YOUR INSTRUCTIONS: Count every line that holds the string "Правительства", and report the number alone.

RECORDS:
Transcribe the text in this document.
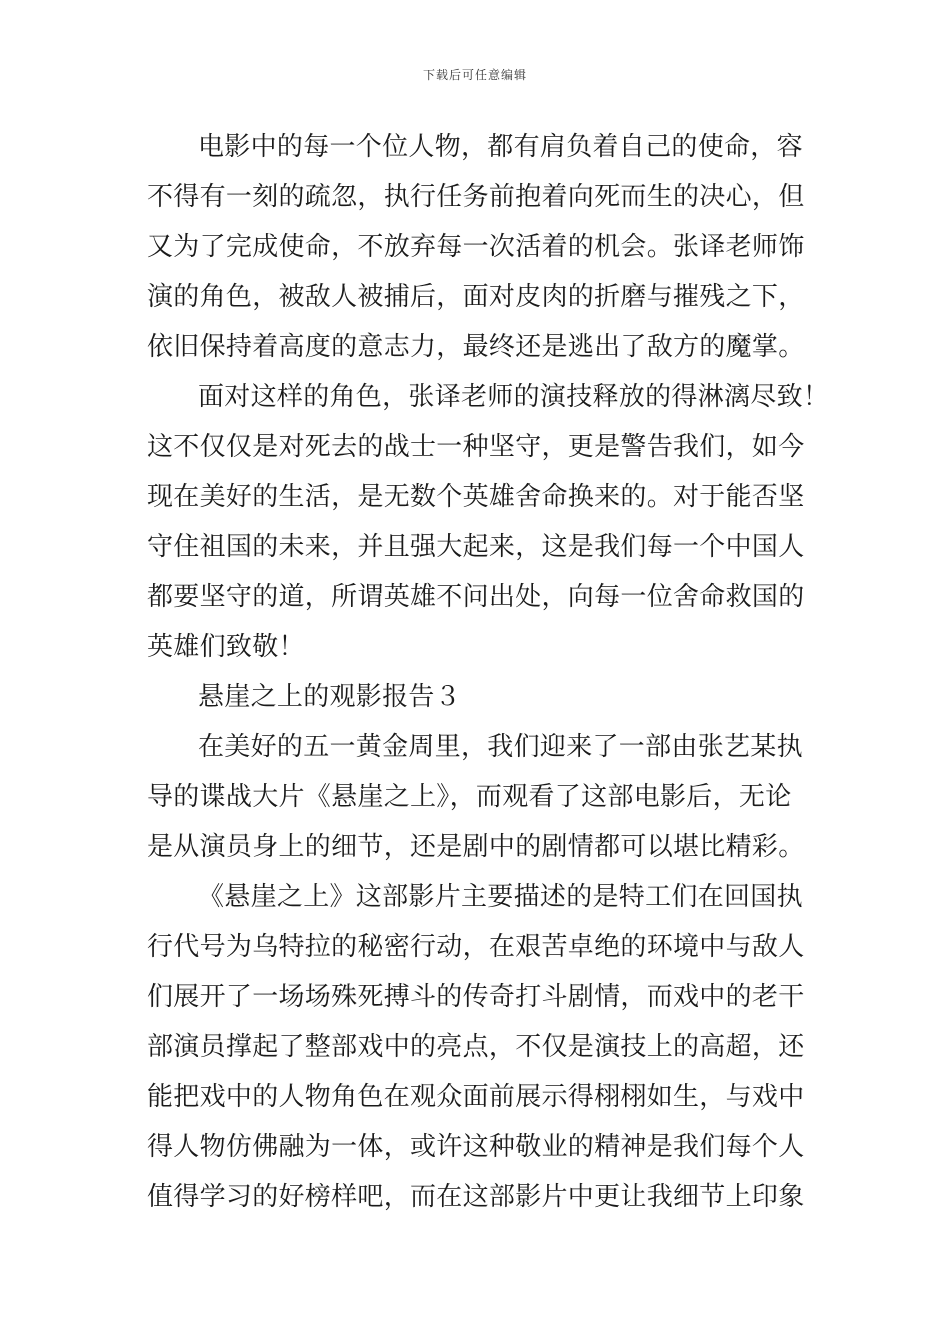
下载后可任意编辑
电影中的每一个位人物，都有肩负着自己的使命，容
不得有一刻的疏忽，执行任务前抱着向死而生的决心，但
又为了完成使命，不放弃每一次活着的机会。张译老师饰
演的角色，被敌人被捕后，面对皮肉的折磨与摧残之下，
依旧保持着高度的意志力，最终还是逃出了敌方的魔掌。
面对这样的角色，张译老师的演技释放的得淋漓尽致！
这不仅仅是对死去的战士一种坚守，更是警告我们，如今
现在美好的生活，是无数个英雄舍命换来的。对于能否坚
守住祖国的未来，并且强大起来，这是我们每一个中国人
都要坚守的道，所谓英雄不问出处，向每一位舍命救国的
英雄们致敬！
悬崖之上的观影报告３
在美好的五一黄金周里，我们迎来了一部由张艺某执
导的谍战大片《悬崖之上》，而观看了这部电影后，无论
是从演员身上的细节，还是剧中的剧情都可以堪比精彩。
《悬崖之上》这部影片主要描述的是特工们在回国执
行代号为乌特拉的秘密行动，在艰苦卓绝的环境中与敌人
们展开了一场场殊死搏斗的传奇打斗剧情，而戏中的老干
部演员撑起了整部戏中的亮点，不仅是演技上的高超，还
能把戏中的人物角色在观众面前展示得栩栩如生，与戏中
得人物仿佛融为一体，或许这种敬业的精神是我们每个人
值得学习的好榜样吧，而在这部影片中更让我细节上印象
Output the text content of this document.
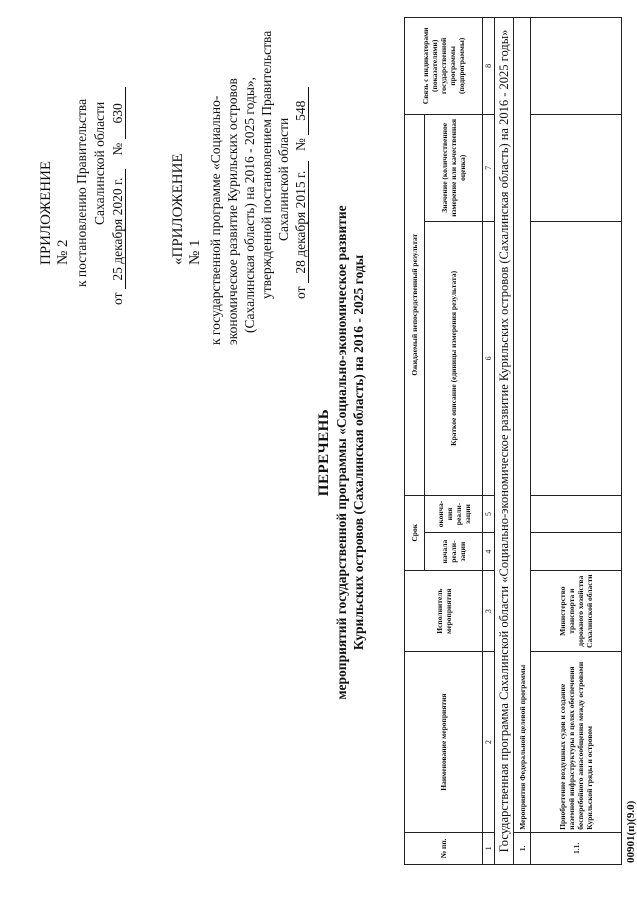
ПРИЛОЖЕНИЕ № 2 к постановлению Правительства Сахалинской области
от 25 декабря 2020 г.    № 630
«ПРИЛОЖЕНИЕ № 1 к государственной программе «Социально- экономическое развитие Курильских островов (Сахалинская область) на 2016 - 2025 годы», утвержденной постановлением Правительства Сахалинской области
от 28 декабря 2015 г.   № 548
ПЕРЕЧЕНЬ мероприятий государственной программы «Социально-экономическое развитие Курильских островов (Сахалинская область) на 2016 - 2025 годы
№ пп.	Наименование мероприятия	Исполнитель мероприятия	Срок		Ожидаемый непосредственный результат		Связь с индикаторами (показателями) государственной программы (подпрограммы)
			начала реали-зации	оконча-ния реали-зации	Краткое описание (единицы измерения результата)	Значение (количественное измерение или качественная оценка)	

1	2	3	4	5	6	7	8
Государственная программа Сахалинской области «Социально-экономическое развитие Курильских островов (Сахалинская область) на 2016 - 2025 годы»							
1.	Мероприятия Федеральной целевой программы						
1.1.	Приобретение воздушных судов и создание наземной инфраструктуры в целях обеспечения бесперебойного авиасообщения между островами Курильской гряды и островом	Министерство транспорта и дорожного хозяйства Сахалинской области					
00901(п)(9.0)
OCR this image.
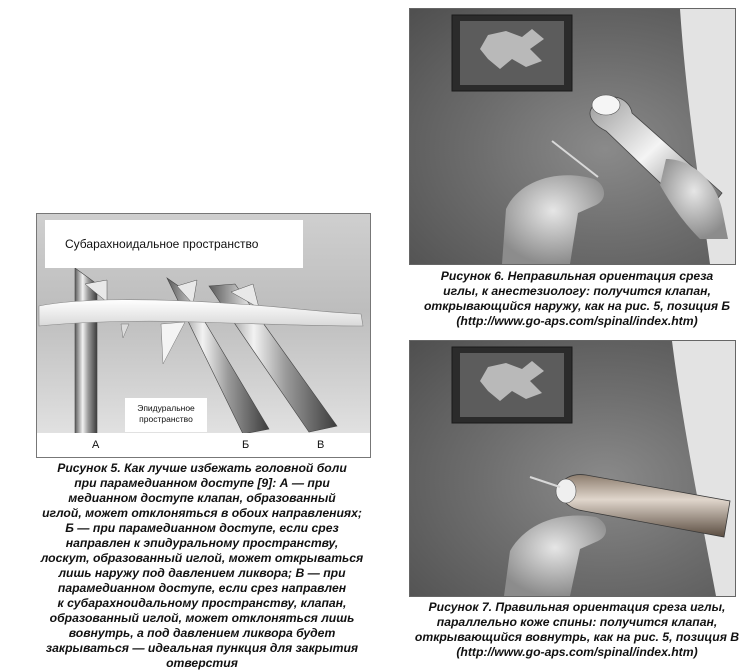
Субарахноидальное пространство
Эпидуральное
пространство
А	Б	В
Рисунок 5. Как лучше избежать головной боли
при парамедианном доступе [9]: А — при
медианном доступе клапан, образованный
иглой, может отклоняться в обоих направлениях;
Б — при парамедианном доступе, если срез
направлен к эпидуральному пространству,
лоскут, образованный иглой, может открываться
лишь наружу под давлением ликвора; В — при
парамедианном доступе, если срез направлен
к субарахноидальному пространству, клапан,
образованный иглой, может отклоняться лишь
вовнутрь, а под давлением ликвора будет
закрываться — идеальная пункция для закрытия
отверстия
Рисунок 6. Неправильная ориентация среза
иглы, к анестезиологу: получится клапан,
открывающийся наружу, как на рис. 5, позиция Б
(http://www.go-aps.com/spinal/index.htm)
Рисунок 7. Правильная ориентация среза иглы,
параллельно коже спины: получится клапан,
открывающийся вовнутрь, как на рис. 5, позиция В
(http://www.go-aps.com/spinal/index.htm)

RESULT OF THIS TASK: 2